> Exercise
Reproduce all of the material exactly as shown.

— START OF Data for the task —

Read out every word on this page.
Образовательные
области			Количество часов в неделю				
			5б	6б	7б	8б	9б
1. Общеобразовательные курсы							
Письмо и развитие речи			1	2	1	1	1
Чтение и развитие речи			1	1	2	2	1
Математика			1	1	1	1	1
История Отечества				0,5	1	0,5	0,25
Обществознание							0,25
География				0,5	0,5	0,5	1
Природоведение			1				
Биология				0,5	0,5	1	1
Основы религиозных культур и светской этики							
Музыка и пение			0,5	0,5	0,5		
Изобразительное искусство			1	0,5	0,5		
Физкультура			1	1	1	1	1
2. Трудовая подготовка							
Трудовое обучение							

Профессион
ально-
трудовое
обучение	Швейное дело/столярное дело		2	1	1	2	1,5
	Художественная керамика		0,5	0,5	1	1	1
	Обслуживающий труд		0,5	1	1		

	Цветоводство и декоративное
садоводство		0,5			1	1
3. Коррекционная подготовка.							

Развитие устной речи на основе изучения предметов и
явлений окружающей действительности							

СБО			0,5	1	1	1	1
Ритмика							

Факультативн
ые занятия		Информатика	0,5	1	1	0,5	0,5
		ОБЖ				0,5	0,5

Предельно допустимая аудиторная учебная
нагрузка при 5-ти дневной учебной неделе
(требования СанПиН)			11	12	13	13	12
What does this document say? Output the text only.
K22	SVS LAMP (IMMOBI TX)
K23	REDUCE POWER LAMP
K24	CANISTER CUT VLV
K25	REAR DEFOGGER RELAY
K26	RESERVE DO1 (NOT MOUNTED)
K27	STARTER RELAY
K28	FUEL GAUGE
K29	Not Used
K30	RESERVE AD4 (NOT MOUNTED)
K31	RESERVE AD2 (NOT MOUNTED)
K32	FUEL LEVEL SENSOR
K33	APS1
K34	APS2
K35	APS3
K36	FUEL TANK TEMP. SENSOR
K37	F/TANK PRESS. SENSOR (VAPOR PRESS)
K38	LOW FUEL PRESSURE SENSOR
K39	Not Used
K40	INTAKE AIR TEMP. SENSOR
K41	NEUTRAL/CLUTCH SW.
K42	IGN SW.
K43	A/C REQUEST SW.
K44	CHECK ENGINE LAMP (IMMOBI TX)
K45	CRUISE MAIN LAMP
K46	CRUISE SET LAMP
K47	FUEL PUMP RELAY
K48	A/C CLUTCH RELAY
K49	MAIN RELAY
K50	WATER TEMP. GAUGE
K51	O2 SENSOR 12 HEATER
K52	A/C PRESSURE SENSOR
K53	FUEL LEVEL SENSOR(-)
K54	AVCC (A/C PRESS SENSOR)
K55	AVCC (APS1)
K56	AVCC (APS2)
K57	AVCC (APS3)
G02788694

— END OF Data for the task —

> The output
Read out every word on this page.
Образовательные
области			Количество часов в неделю				
			5б	6б	7б	8б	9б
1. Общеобразовательные курсы							
Письмо и развитие речи			1	2	1	1	1
Чтение и развитие речи			1	1	2	2	1
Математика			1	1	1	1	1
История Отечества				0,5	1	0,5	0,25
Обществознание							0,25
География				0,5	0,5	0,5	1
Природоведение			1				
Биология				0,5	0,5	1	1
Основы религиозных культур и светской этики							
Музыка и пение			0,5	0,5	0,5		
Изобразительное искусство			1	0,5	0,5		
Физкультура			1	1	1	1	1
2. Трудовая подготовка							
Трудовое обучение							

Профессион
ально-
трудовое
обучение	Швейное дело/столярное дело		2	1	1	2	1,5
	Художественная керамика		0,5	0,5	1	1	1
	Обслуживающий труд		0,5	1	1		

	Цветоводство и декоративное
садоводство		0,5			1	1
3. Коррекционная подготовка.							

Развитие устной речи на основе изучения предметов и
явлений окружающей действительности							

СБО			0,5	1	1	1	1
Ритмика							

Факультативн
ые занятия		Информатика	0,5	1	1	0,5	0,5
		ОБЖ				0,5	0,5

Предельно допустимая аудиторная учебная
нагрузка при 5-ти дневной учебной неделе
(требования СанПиН)			11	12	13	13	12
What does this document say? Output the text only.
K22	SVS LAMP (IMMOBI TX)
K23	REDUCE POWER LAMP
K24	CANISTER CUT VLV
K25	REAR DEFOGGER RELAY
K26	RESERVE DO1 (NOT MOUNTED)
K27	STARTER RELAY
K28	FUEL GAUGE
K29	Not Used
K30	RESERVE AD4 (NOT MOUNTED)
K31	RESERVE AD2 (NOT MOUNTED)
K32	FUEL LEVEL SENSOR
K33	APS1
K34	APS2
K35	APS3
K36	FUEL TANK TEMP. SENSOR
K37	F/TANK PRESS. SENSOR (VAPOR PRESS)
K38	LOW FUEL PRESSURE SENSOR
K39	Not Used
K40	INTAKE AIR TEMP. SENSOR
K41	NEUTRAL/CLUTCH SW.
K42	IGN SW.
K43	A/C REQUEST SW.
K44	CHECK ENGINE LAMP (IMMOBI TX)
K45	CRUISE MAIN LAMP
K46	CRUISE SET LAMP
K47	FUEL PUMP RELAY
K48	A/C CLUTCH RELAY
K49	MAIN RELAY
K50	WATER TEMP. GAUGE
K51	O2 SENSOR 12 HEATER
K52	A/C PRESSURE SENSOR
K53	FUEL LEVEL SENSOR(-)
K54	AVCC (A/C PRESS SENSOR)
K55	AVCC (APS1)
K56	AVCC (APS2)
K57	AVCC (APS3)
G02788694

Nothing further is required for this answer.